── Material for this task

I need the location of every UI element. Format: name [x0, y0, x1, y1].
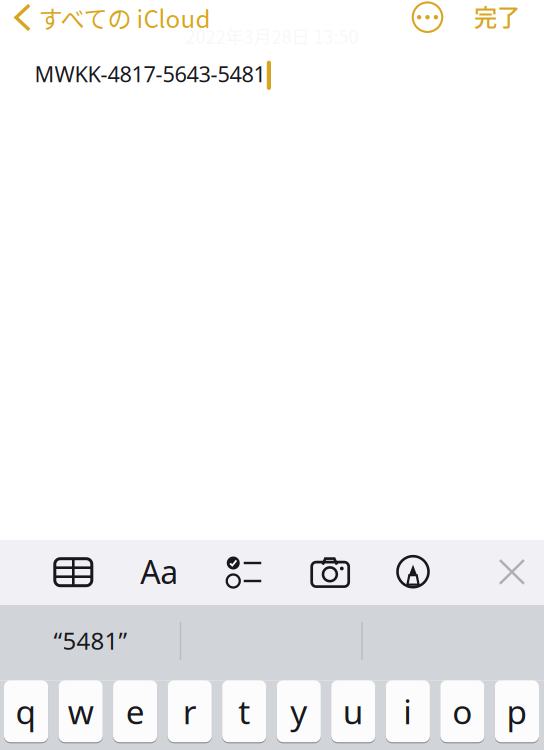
button[interactable]: Back to all iCloud notes — [14, 0, 244, 36]
staticText: Aa — [140, 550, 178, 593]
button[interactable]: r — [168, 680, 212, 742]
button[interactable]: q — [4, 680, 48, 742]
button[interactable]: More — [400, 0, 456, 39]
button[interactable]: Suggestion — [180, 605, 362, 681]
button[interactable]: w — [58, 680, 103, 742]
staticText: y — [290, 689, 307, 734]
staticText: i — [403, 689, 412, 734]
button[interactable]: i — [386, 680, 430, 742]
button[interactable]: Checklist — [215, 543, 273, 601]
button[interactable]: 完了 — [462, 0, 532, 38]
staticText: u — [343, 689, 364, 734]
button[interactable]: y — [277, 680, 321, 742]
button[interactable]: Text formatting — [130, 542, 188, 600]
staticText: 2022年3月28日 13:50 — [186, 23, 358, 49]
staticText: すべての iCloud — [38, 0, 210, 35]
button[interactable]: Camera — [301, 544, 359, 602]
staticText: r — [183, 689, 197, 734]
staticText: q — [16, 689, 37, 734]
staticText: e — [126, 689, 145, 734]
button[interactable]: Hide keyboard — [483, 543, 541, 601]
staticText: o — [452, 689, 472, 734]
button[interactable]: Markup — [384, 543, 442, 601]
button[interactable]: Table — [44, 543, 102, 601]
staticText: 完了 — [474, 0, 520, 33]
button[interactable]: “5481” — [0, 603, 180, 678]
button[interactable]: o — [440, 680, 484, 742]
staticText: t — [238, 689, 250, 734]
button[interactable]: t — [222, 680, 266, 742]
button[interactable]: p — [495, 680, 539, 742]
staticText: MWKK-4817-5643-5481 — [35, 59, 266, 89]
staticText: p — [506, 689, 527, 734]
staticText: “5481” — [54, 625, 128, 656]
button[interactable]: e — [113, 680, 157, 742]
button[interactable]: u — [331, 680, 375, 742]
staticText: w — [68, 689, 94, 734]
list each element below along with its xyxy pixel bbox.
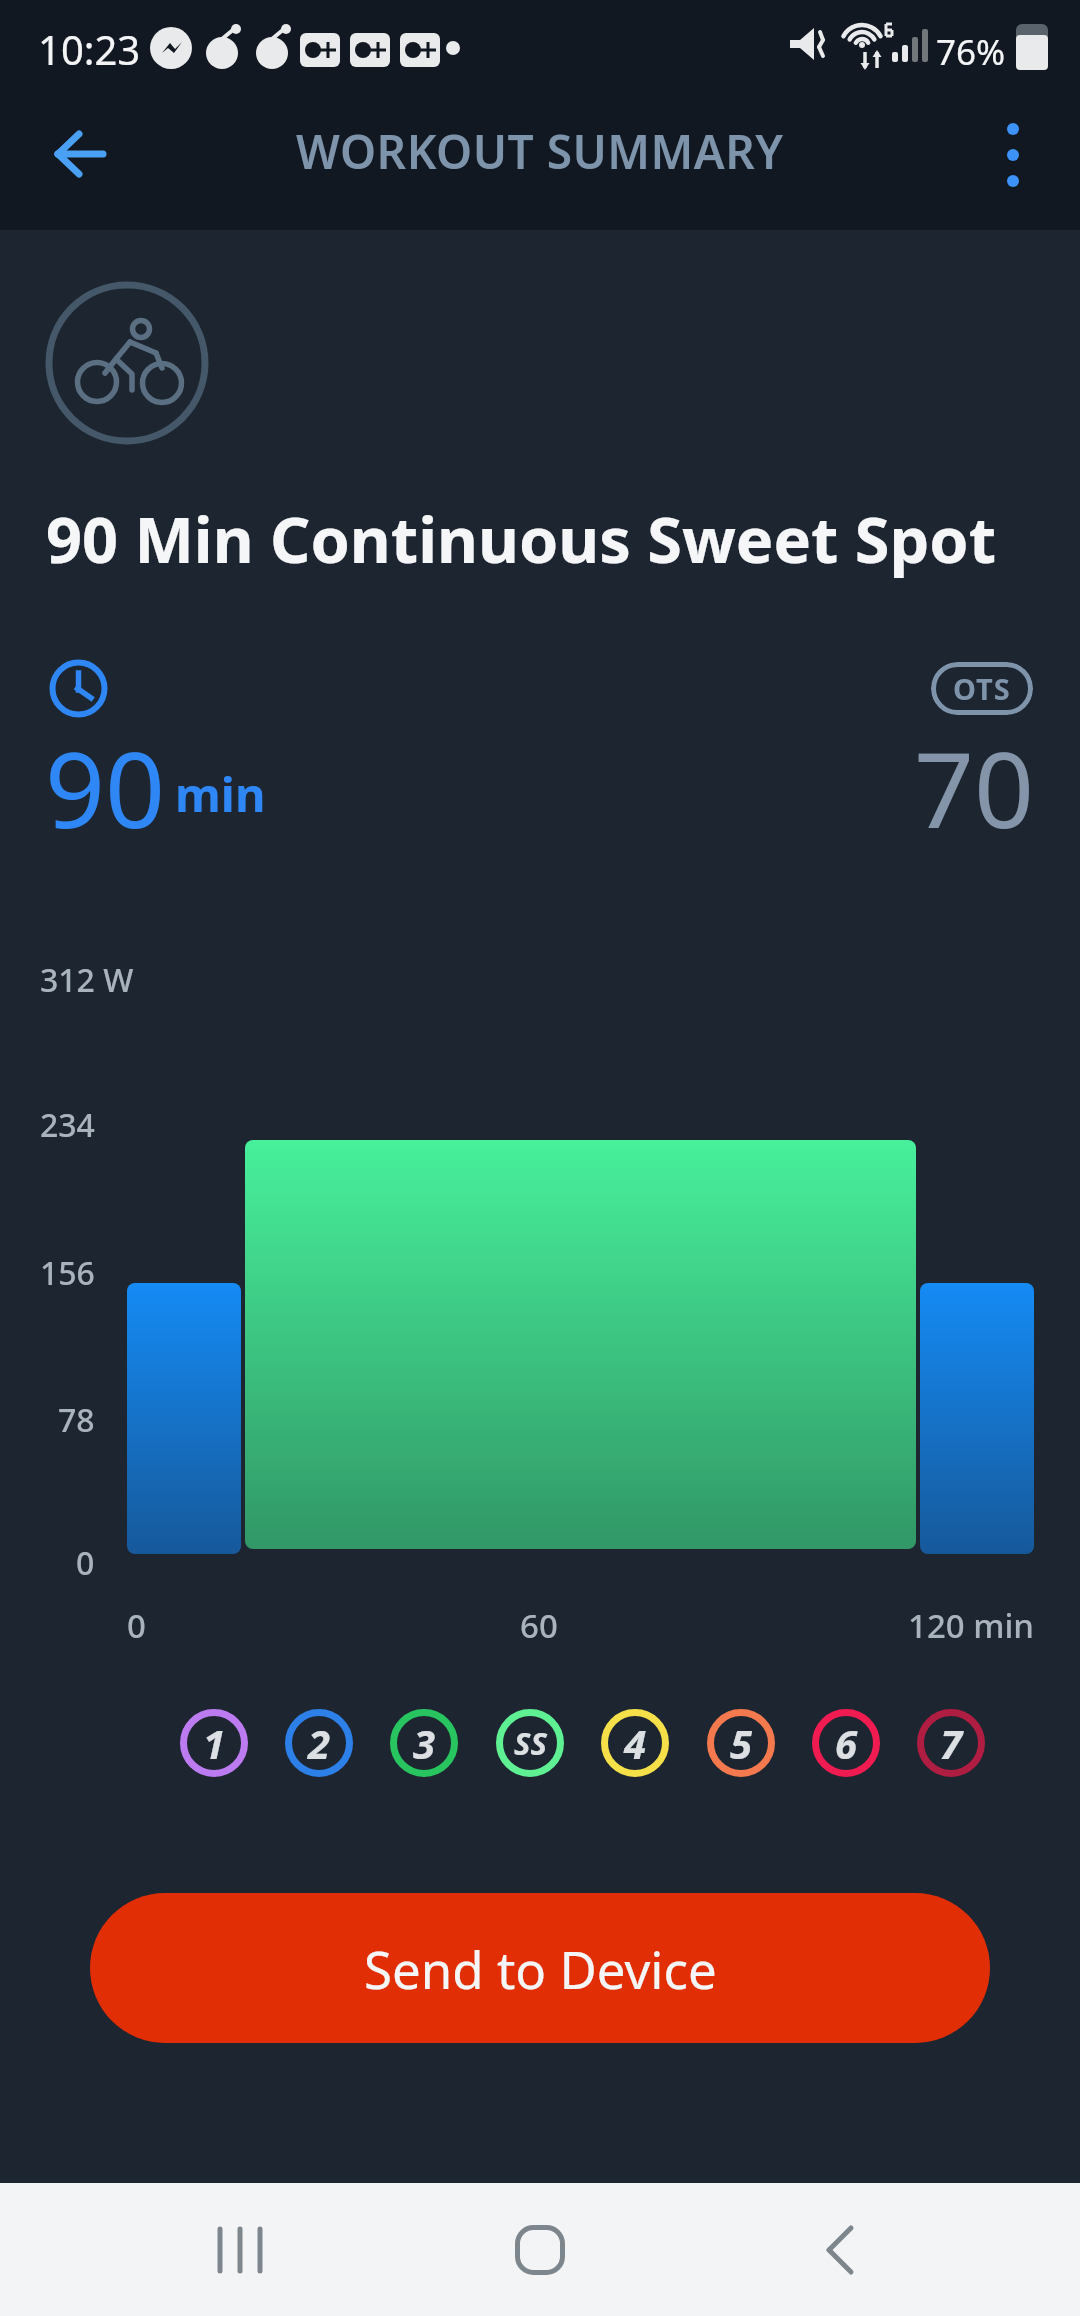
staticText: 120 min (908, 1603, 1035, 1648)
staticText: Send to Device (364, 1934, 717, 2003)
button[interactable] (780, 2183, 900, 2316)
staticText: 3 (413, 1716, 436, 1770)
staticText: 7 (940, 1716, 963, 1770)
staticText: OTS (953, 669, 1011, 708)
staticText: 4 (624, 1716, 647, 1770)
staticText: 234 (40, 1103, 95, 1147)
staticText: 70 (914, 716, 1035, 859)
button[interactable] (970, 110, 1055, 200)
button[interactable]: 6 (812, 1709, 880, 1777)
staticText: 2 (308, 1716, 331, 1770)
staticText: 10:23 (38, 22, 141, 76)
button[interactable] (180, 2183, 300, 2316)
button[interactable]: 3 (390, 1709, 458, 1777)
staticText: min (175, 762, 266, 826)
staticText: 6 (835, 1716, 858, 1770)
button[interactable] (36, 110, 124, 198)
button[interactable]: 4 (601, 1709, 669, 1777)
staticText: SS (514, 1722, 547, 1764)
staticText: 156 (40, 1251, 95, 1295)
staticText: 5 (730, 1716, 753, 1770)
staticText: WORKOUT SUMMARY (296, 120, 784, 183)
button[interactable]: 7 (917, 1709, 985, 1777)
staticText: 0 (127, 1603, 146, 1648)
staticText: 60 (520, 1603, 558, 1648)
staticText: 90 Min Continuous Sweet Spot (46, 496, 997, 582)
button[interactable]: 1 (180, 1709, 248, 1777)
staticText: 0 (76, 1541, 95, 1585)
staticText: 90 (45, 716, 166, 859)
button[interactable]: SS (496, 1709, 564, 1777)
button[interactable] (480, 2183, 600, 2316)
button[interactable]: 2 (285, 1709, 353, 1777)
staticText: 76% (936, 28, 1006, 76)
staticText: 78 (58, 1398, 95, 1442)
button[interactable]: 5 (707, 1709, 775, 1777)
button[interactable]: Send to Device (90, 1893, 990, 2043)
staticText: 1 (203, 1716, 226, 1770)
staticText: 312 W (40, 958, 134, 1002)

────

== Task brief ==
Please transcribe every line of the records above word for word, leaving out the pictures.

== Written answer ==
I need the location of every UI element. Format: name [x0, y0, x1, y1].
button[interactable]: Back to all iCloud notes — [14, 0, 244, 36]
staticText: Aa — [140, 550, 178, 593]
button[interactable]: r — [168, 680, 212, 742]
button[interactable]: q — [4, 680, 48, 742]
button[interactable]: More — [400, 0, 456, 39]
button[interactable]: Suggestion — [180, 605, 362, 681]
button[interactable]: w — [58, 680, 103, 742]
staticText: y — [290, 689, 307, 734]
staticText: i — [403, 689, 412, 734]
button[interactable]: i — [386, 680, 430, 742]
button[interactable]: Checklist — [215, 543, 273, 601]
button[interactable]: 完了 — [462, 0, 532, 38]
staticText: u — [343, 689, 364, 734]
button[interactable]: y — [277, 680, 321, 742]
button[interactable]: Text formatting — [130, 542, 188, 600]
staticText: 2022年3月28日 13:50 — [186, 23, 358, 49]
staticText: すべての iCloud — [38, 0, 210, 35]
button[interactable]: Camera — [301, 544, 359, 602]
staticText: r — [183, 689, 197, 734]
staticText: q — [16, 689, 37, 734]
staticText: e — [126, 689, 145, 734]
button[interactable]: Hide keyboard — [483, 543, 541, 601]
staticText: o — [452, 689, 472, 734]
button[interactable]: Markup — [384, 543, 442, 601]
button[interactable]: Table — [44, 543, 102, 601]
staticText: 完了 — [474, 0, 520, 33]
button[interactable]: “5481” — [0, 603, 180, 678]
button[interactable]: o — [440, 680, 484, 742]
staticText: t — [238, 689, 250, 734]
button[interactable]: t — [222, 680, 266, 742]
button[interactable]: p — [495, 680, 539, 742]
staticText: MWKK-4817-5643-5481 — [35, 59, 266, 89]
staticText: p — [506, 689, 527, 734]
staticText: “5481” — [54, 625, 128, 656]
button[interactable]: e — [113, 680, 157, 742]
button[interactable]: u — [331, 680, 375, 742]
staticText: w — [68, 689, 94, 734]
list each element below along with its xyxy pixel bbox.
staticText: 120 min (908, 1603, 1035, 1648)
staticText: Send to Device (364, 1934, 717, 2003)
button[interactable] (780, 2183, 900, 2316)
staticText: 3 (413, 1716, 436, 1770)
staticText: 7 (940, 1716, 963, 1770)
staticText: OTS (953, 669, 1011, 708)
staticText: 4 (624, 1716, 647, 1770)
staticText: 234 (40, 1103, 95, 1147)
staticText: 70 (914, 716, 1035, 859)
button[interactable] (970, 110, 1055, 200)
button[interactable]: 6 (812, 1709, 880, 1777)
staticText: 2 (308, 1716, 331, 1770)
staticText: 10:23 (38, 22, 141, 76)
button[interactable] (180, 2183, 300, 2316)
button[interactable]: 3 (390, 1709, 458, 1777)
staticText: min (175, 762, 266, 826)
staticText: 6 (835, 1716, 858, 1770)
button[interactable] (36, 110, 124, 198)
button[interactable]: 4 (601, 1709, 669, 1777)
staticText: SS (514, 1722, 547, 1764)
staticText: 156 (40, 1251, 95, 1295)
staticText: 5 (730, 1716, 753, 1770)
staticText: WORKOUT SUMMARY (296, 120, 784, 183)
button[interactable]: 7 (917, 1709, 985, 1777)
staticText: 0 (127, 1603, 146, 1648)
staticText: 60 (520, 1603, 558, 1648)
staticText: 90 Min Continuous Sweet Spot (46, 496, 997, 582)
button[interactable]: 1 (180, 1709, 248, 1777)
staticText: 0 (76, 1541, 95, 1585)
staticText: 90 (45, 716, 166, 859)
button[interactable]: SS (496, 1709, 564, 1777)
button[interactable] (480, 2183, 600, 2316)
button[interactable]: 2 (285, 1709, 353, 1777)
staticText: 76% (936, 28, 1006, 76)
staticText: 78 (58, 1398, 95, 1442)
button[interactable]: 5 (707, 1709, 775, 1777)
button[interactable]: Send to Device (90, 1893, 990, 2043)
staticText: 1 (203, 1716, 226, 1770)
staticText: 312 W (40, 958, 134, 1002)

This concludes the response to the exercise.